WHAT THE EXERCISE ASKS
In the records below, find each line containing the word "Size" and copy it.

---- STORED RECORDS

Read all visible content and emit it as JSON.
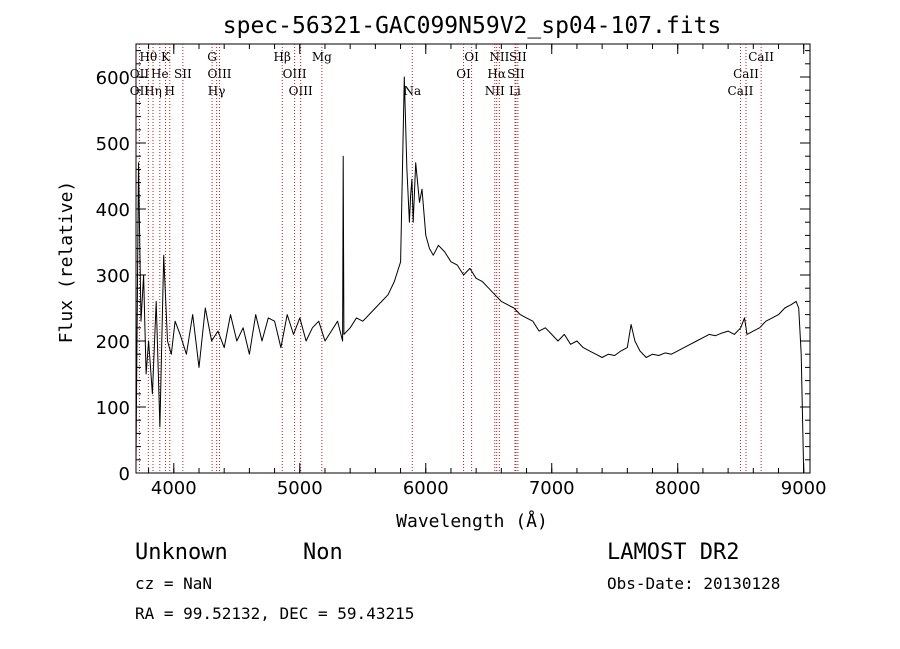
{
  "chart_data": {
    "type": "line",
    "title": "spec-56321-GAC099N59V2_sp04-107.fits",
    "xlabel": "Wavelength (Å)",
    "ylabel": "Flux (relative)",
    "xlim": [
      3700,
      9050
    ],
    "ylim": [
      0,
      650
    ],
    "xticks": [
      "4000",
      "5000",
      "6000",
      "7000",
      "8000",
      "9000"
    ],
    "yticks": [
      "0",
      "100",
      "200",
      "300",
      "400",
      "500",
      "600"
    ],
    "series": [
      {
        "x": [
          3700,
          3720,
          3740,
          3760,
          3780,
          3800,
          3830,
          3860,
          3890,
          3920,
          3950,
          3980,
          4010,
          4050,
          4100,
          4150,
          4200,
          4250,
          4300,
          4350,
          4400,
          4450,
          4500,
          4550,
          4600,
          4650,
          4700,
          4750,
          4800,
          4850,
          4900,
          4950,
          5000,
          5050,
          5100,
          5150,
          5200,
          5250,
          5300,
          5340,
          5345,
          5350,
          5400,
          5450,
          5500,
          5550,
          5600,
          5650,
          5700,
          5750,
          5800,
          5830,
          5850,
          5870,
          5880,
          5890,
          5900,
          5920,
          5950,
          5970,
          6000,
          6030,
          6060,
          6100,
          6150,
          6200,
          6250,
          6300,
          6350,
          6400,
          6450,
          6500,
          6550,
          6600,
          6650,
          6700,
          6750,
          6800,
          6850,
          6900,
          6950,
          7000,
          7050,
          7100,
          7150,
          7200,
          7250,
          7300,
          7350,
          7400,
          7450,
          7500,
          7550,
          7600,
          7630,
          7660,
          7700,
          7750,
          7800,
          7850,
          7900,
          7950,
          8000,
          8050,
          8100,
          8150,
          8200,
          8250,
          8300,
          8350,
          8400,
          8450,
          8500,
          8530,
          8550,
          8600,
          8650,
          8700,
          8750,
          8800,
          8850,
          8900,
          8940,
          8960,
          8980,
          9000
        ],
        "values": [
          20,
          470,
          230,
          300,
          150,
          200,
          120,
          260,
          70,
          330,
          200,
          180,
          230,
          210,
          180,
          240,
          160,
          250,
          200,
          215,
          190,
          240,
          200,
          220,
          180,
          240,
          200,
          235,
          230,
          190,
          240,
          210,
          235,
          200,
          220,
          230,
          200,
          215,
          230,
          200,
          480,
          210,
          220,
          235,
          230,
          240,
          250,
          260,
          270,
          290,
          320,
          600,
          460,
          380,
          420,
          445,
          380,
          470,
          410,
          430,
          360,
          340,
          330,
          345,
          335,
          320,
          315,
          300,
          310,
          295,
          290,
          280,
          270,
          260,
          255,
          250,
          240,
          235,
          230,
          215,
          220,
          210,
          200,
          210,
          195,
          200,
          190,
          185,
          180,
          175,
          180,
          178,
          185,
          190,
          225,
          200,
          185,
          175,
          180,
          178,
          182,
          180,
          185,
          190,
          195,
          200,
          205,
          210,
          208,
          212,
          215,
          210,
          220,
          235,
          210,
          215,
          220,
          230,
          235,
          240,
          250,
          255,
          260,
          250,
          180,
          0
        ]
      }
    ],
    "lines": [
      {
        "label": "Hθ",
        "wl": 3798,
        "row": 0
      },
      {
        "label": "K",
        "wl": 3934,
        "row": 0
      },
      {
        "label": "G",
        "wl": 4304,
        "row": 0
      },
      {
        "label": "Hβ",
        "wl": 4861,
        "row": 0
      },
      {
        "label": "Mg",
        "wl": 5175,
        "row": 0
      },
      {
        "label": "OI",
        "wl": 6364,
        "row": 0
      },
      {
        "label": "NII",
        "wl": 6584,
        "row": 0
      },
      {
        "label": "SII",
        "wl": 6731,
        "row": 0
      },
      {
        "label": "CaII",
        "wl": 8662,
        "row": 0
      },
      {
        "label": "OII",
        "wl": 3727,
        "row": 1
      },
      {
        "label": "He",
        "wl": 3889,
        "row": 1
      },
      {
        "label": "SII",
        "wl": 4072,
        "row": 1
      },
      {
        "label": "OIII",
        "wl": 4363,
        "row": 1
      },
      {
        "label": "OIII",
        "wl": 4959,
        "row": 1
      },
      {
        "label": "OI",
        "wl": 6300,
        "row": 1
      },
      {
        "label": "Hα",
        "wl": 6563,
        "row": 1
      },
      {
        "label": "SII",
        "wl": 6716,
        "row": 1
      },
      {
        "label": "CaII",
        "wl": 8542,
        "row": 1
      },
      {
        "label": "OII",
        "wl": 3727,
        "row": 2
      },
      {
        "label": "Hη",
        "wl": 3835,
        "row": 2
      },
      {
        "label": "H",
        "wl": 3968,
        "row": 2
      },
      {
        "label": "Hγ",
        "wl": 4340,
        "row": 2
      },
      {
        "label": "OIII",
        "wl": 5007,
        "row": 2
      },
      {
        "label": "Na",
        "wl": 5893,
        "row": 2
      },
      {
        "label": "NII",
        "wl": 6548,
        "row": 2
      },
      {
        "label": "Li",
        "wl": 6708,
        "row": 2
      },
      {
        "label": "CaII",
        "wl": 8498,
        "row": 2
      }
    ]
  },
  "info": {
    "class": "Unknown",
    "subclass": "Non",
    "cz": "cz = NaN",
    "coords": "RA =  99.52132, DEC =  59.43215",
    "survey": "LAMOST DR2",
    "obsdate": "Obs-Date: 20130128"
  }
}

--------
---- STORED RECORDS

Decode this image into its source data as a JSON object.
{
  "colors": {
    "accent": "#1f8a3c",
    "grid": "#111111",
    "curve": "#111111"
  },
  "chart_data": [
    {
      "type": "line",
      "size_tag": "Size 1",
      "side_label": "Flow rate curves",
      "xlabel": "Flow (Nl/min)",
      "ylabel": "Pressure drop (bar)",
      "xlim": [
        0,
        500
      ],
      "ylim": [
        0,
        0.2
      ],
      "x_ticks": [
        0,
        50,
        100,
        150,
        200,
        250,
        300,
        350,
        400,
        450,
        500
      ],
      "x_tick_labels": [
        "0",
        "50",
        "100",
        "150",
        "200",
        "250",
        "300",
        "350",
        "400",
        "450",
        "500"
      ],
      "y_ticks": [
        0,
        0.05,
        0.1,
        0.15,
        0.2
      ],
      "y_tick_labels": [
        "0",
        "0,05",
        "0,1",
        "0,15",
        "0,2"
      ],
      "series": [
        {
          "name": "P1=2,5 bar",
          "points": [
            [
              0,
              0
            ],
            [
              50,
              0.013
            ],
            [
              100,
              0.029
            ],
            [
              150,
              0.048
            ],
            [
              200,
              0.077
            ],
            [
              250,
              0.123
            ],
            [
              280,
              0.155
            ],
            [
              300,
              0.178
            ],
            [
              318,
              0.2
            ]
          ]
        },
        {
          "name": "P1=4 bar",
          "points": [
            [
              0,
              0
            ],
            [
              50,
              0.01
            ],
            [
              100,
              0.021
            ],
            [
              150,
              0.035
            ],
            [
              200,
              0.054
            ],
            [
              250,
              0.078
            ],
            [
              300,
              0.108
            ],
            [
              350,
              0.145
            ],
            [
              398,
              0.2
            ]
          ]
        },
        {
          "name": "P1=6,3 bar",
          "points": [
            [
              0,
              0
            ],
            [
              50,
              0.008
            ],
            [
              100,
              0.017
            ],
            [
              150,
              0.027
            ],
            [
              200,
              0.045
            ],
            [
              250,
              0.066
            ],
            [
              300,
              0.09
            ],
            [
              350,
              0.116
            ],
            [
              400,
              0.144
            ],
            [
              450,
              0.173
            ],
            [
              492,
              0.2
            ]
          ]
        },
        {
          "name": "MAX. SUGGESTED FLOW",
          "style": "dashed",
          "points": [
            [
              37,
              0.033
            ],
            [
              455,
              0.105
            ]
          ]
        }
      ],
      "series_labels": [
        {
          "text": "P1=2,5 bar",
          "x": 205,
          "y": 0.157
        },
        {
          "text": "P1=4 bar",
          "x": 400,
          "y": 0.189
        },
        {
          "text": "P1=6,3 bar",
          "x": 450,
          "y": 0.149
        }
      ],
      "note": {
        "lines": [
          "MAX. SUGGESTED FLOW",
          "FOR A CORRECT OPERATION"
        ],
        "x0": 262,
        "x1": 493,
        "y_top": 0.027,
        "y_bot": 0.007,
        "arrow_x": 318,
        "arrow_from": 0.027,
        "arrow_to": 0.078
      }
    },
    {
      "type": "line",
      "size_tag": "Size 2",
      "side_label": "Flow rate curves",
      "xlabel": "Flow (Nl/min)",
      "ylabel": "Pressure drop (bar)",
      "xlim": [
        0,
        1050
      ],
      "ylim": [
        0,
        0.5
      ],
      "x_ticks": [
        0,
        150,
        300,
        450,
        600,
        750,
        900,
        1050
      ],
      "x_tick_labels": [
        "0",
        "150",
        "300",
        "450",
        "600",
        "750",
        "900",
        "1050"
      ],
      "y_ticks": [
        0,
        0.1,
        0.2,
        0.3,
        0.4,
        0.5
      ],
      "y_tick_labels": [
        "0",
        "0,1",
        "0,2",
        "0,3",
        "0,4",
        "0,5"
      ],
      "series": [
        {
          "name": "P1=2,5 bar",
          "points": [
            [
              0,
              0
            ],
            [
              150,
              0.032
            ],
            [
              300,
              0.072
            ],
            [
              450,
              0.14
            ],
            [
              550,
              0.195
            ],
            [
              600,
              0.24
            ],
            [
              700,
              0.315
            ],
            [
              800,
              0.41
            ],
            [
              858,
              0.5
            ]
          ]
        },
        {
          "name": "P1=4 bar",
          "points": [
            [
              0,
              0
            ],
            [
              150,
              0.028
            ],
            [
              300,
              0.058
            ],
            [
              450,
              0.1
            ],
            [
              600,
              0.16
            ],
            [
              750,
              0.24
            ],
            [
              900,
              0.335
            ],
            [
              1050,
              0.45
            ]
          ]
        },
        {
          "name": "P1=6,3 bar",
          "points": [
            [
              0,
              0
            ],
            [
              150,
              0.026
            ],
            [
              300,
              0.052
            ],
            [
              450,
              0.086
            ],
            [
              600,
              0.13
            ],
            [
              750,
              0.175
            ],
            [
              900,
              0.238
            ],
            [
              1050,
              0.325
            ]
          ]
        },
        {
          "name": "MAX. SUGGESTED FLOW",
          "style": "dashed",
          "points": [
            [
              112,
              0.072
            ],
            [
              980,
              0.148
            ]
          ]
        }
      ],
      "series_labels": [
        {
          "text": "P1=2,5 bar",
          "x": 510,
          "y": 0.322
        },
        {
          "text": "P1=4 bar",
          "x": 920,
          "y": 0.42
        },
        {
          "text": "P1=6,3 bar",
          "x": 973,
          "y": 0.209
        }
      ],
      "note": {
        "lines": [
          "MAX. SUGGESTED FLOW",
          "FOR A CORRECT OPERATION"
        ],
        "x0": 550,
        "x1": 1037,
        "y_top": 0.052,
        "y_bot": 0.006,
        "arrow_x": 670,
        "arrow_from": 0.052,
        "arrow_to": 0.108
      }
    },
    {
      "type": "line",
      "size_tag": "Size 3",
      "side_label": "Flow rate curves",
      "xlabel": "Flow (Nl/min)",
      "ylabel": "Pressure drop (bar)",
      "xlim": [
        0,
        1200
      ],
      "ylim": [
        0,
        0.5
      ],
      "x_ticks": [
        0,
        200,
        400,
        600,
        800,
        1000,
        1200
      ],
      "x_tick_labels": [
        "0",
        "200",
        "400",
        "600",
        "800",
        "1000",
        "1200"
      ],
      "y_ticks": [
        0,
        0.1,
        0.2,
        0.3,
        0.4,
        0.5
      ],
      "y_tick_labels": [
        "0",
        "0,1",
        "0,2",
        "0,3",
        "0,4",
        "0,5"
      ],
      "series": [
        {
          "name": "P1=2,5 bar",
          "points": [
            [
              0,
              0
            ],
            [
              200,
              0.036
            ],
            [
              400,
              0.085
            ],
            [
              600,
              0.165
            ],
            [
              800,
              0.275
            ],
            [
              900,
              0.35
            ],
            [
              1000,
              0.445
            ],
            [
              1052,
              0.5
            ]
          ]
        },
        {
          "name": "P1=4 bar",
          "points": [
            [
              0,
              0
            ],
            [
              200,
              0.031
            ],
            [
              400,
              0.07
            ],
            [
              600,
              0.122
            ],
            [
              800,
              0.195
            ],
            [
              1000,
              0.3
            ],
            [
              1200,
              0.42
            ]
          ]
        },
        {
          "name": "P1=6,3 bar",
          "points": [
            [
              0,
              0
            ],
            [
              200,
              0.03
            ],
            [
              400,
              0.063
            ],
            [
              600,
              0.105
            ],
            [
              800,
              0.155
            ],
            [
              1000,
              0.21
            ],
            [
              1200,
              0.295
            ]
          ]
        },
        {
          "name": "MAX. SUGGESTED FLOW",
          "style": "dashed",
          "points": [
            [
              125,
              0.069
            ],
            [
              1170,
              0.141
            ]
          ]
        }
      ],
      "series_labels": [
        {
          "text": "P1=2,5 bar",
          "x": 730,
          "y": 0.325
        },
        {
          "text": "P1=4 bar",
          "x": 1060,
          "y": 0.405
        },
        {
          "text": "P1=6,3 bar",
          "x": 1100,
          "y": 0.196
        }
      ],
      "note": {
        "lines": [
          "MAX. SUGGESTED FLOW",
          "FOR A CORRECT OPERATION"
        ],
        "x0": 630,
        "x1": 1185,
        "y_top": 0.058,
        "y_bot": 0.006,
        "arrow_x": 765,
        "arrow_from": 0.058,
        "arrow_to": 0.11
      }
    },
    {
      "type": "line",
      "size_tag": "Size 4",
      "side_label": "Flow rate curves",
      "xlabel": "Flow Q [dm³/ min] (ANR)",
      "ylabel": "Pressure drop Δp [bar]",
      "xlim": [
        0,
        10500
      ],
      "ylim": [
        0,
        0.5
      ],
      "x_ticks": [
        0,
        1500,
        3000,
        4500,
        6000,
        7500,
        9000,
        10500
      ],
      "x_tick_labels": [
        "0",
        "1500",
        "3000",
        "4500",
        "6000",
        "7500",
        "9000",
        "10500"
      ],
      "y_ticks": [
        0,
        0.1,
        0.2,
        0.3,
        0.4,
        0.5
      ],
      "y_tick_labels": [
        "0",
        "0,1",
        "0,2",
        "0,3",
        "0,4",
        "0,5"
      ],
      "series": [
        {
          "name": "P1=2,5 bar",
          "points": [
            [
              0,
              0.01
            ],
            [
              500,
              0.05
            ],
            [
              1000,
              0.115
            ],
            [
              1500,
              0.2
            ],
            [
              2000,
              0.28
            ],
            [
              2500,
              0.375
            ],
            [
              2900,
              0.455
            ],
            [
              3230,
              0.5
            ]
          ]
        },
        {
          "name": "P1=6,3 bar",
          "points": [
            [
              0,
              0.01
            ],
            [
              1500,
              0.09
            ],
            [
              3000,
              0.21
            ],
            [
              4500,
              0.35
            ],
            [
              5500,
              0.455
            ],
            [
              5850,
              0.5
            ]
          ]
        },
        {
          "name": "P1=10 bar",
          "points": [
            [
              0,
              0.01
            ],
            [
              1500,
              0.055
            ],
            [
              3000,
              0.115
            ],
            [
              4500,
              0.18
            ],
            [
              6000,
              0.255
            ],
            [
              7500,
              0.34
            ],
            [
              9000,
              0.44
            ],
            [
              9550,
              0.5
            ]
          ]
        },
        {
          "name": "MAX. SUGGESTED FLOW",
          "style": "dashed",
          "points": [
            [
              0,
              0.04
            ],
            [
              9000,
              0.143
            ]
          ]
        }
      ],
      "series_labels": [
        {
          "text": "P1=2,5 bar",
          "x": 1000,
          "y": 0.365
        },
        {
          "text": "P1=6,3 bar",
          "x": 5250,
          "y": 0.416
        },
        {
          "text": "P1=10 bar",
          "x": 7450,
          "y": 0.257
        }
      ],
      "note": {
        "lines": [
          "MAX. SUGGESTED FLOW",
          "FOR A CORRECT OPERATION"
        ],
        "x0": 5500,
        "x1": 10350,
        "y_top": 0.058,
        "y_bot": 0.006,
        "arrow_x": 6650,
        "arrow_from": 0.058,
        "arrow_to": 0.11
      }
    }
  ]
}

--------

CORRECT OUTPUT
      "size_tag": "Size 1",
      "size_tag": "Size 2",
      "size_tag": "Size 3",
      "size_tag": "Size 4",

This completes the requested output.